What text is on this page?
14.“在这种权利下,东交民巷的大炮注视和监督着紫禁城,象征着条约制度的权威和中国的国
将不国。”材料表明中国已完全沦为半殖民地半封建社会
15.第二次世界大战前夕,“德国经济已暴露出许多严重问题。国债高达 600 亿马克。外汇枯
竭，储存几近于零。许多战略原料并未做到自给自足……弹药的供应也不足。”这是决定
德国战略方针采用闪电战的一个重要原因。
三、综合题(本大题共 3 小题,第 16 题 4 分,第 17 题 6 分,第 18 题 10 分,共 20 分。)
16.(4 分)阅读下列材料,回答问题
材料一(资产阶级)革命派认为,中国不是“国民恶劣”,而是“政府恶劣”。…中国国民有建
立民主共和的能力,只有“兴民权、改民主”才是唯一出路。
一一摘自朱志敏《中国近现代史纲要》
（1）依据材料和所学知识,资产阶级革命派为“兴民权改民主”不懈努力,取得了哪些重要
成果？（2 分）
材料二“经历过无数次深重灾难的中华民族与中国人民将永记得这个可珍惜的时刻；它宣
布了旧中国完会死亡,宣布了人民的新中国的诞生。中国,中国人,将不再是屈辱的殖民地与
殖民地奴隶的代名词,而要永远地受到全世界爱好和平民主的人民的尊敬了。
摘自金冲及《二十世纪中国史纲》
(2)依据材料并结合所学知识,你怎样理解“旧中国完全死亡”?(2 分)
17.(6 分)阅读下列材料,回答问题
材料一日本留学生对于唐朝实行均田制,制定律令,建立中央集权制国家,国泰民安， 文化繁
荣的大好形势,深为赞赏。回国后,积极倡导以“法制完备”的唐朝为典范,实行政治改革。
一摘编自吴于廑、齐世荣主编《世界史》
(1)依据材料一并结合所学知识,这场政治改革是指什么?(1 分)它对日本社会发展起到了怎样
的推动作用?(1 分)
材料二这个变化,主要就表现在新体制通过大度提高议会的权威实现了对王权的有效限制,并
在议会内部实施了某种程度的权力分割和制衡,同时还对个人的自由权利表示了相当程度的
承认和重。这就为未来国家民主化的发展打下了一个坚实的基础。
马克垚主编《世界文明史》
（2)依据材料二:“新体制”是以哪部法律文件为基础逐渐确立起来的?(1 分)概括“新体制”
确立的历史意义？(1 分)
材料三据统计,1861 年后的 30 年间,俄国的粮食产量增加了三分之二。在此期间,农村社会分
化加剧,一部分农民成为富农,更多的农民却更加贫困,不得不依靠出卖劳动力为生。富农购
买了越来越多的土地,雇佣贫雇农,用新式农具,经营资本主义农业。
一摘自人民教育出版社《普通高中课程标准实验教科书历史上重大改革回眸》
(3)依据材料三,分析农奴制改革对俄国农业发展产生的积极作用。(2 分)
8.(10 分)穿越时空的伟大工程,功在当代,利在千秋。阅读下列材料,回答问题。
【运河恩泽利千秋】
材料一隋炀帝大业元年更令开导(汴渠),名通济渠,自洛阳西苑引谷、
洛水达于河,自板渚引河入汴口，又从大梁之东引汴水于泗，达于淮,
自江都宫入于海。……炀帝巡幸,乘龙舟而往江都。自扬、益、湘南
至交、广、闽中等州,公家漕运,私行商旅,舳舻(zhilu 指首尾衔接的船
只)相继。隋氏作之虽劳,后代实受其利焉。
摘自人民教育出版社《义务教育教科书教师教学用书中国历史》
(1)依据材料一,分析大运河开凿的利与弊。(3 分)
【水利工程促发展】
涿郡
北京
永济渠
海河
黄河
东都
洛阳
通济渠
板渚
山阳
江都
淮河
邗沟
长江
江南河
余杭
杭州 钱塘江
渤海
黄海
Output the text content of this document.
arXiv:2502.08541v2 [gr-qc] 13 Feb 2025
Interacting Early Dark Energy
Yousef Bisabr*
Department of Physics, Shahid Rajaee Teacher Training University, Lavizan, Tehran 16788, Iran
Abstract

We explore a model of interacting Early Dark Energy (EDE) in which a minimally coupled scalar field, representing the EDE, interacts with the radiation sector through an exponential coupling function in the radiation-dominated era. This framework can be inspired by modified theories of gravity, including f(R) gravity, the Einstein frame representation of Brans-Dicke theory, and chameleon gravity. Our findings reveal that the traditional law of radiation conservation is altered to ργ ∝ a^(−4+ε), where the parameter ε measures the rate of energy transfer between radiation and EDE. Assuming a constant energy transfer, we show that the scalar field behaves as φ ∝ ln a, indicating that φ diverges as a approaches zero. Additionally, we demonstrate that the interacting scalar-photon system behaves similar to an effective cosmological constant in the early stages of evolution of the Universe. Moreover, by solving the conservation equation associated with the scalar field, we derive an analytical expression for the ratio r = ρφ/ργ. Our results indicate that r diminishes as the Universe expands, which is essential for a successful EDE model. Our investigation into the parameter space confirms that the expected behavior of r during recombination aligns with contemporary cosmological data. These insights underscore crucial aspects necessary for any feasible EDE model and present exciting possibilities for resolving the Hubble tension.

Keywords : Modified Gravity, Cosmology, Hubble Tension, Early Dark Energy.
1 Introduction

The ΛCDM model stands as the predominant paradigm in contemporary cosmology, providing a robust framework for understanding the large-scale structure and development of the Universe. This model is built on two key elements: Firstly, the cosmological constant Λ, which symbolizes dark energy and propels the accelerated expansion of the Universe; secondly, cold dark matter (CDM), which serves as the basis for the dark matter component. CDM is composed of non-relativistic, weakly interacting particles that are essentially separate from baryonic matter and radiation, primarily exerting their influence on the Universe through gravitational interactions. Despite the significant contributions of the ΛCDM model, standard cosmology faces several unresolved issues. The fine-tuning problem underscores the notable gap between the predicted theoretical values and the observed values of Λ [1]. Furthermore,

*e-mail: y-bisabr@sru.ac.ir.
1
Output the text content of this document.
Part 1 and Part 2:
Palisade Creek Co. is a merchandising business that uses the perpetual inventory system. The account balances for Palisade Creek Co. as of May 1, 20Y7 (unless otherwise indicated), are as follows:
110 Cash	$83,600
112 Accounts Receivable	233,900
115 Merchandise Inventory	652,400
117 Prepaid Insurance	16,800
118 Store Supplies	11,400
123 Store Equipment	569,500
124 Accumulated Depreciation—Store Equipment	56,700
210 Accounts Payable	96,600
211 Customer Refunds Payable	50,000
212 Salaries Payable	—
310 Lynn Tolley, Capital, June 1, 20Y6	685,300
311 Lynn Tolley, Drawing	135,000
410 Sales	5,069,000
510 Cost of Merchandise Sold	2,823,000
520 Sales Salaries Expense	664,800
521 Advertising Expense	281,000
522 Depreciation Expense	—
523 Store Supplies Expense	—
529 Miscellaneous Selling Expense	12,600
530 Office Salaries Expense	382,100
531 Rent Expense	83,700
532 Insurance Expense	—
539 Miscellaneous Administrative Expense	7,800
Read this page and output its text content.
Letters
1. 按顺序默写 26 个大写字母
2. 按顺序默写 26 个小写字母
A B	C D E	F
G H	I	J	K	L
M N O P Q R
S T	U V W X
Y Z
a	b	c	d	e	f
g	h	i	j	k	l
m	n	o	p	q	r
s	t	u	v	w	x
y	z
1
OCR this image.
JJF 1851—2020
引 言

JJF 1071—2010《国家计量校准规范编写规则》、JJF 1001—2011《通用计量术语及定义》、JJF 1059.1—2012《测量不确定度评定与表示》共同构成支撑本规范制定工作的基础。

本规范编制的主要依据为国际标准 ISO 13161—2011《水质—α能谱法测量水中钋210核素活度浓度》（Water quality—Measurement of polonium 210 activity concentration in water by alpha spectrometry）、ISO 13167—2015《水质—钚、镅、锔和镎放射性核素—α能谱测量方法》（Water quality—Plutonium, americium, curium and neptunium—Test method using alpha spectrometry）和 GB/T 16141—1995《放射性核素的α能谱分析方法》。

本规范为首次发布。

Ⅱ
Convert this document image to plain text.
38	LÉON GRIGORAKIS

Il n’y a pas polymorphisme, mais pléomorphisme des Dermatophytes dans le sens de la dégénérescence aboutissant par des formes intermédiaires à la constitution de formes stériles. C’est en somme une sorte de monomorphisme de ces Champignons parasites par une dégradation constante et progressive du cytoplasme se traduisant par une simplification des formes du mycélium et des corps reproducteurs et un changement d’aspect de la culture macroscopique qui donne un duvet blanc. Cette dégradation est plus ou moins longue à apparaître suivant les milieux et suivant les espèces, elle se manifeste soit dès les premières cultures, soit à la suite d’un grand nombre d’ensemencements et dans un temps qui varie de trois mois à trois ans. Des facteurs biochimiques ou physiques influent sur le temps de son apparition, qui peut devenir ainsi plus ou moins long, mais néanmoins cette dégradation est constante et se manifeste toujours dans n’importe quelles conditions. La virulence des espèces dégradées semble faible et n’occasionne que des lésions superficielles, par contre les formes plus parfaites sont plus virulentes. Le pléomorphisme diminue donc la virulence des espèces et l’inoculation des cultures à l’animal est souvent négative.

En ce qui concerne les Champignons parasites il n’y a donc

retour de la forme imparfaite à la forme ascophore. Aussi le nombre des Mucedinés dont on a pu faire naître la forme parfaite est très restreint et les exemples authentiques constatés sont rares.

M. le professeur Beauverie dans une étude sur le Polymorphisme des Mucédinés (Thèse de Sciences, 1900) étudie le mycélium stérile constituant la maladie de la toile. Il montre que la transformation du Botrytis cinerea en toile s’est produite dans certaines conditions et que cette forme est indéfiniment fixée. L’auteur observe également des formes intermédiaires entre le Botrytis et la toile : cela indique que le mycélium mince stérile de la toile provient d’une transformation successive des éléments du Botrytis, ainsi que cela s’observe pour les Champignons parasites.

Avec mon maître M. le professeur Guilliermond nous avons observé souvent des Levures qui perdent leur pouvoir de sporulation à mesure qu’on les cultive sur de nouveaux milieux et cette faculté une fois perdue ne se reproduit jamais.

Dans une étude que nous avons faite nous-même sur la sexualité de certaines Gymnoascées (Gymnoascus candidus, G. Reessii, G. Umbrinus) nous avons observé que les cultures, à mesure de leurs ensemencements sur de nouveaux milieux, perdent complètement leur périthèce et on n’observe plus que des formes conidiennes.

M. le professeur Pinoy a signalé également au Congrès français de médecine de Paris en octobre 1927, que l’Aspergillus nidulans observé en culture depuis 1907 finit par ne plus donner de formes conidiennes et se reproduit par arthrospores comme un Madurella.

◇ ◇ ◇

[TASK DETAILS]:
From the entries above, pull out each line that includes "certaines".

[THE OUTPUT]:
M. le professeur Beauverie dans une étude sur le Polymorphisme des Mucédinés (Thèse de Sciences, 1900) étudie le mycélium stérile constituant la maladie de la toile. Il montre que la transformation du Botrytis cinerea en toile s’est produite dans certaines conditions et que cette forme est indéfiniment fixée. L’auteur observe également des formes intermédiaires entre le Botrytis et la toile : cela indique que le mycélium mince stérile de la toile provient d’une transformation successive des éléments du Botrytis, ainsi que cela s’observe pour les Champignons parasites.
Dans une étude que nous avons faite nous-même sur la sexualité de certaines Gymnoascées (Gymnoascus candidus, G. Reessii, G. Umbrinus) nous avons observé que les cultures, à mesure de leurs ensemencements sur de nouveaux milieux, perdent complètement leur périthèce et on n’observe plus que des formes conidiennes.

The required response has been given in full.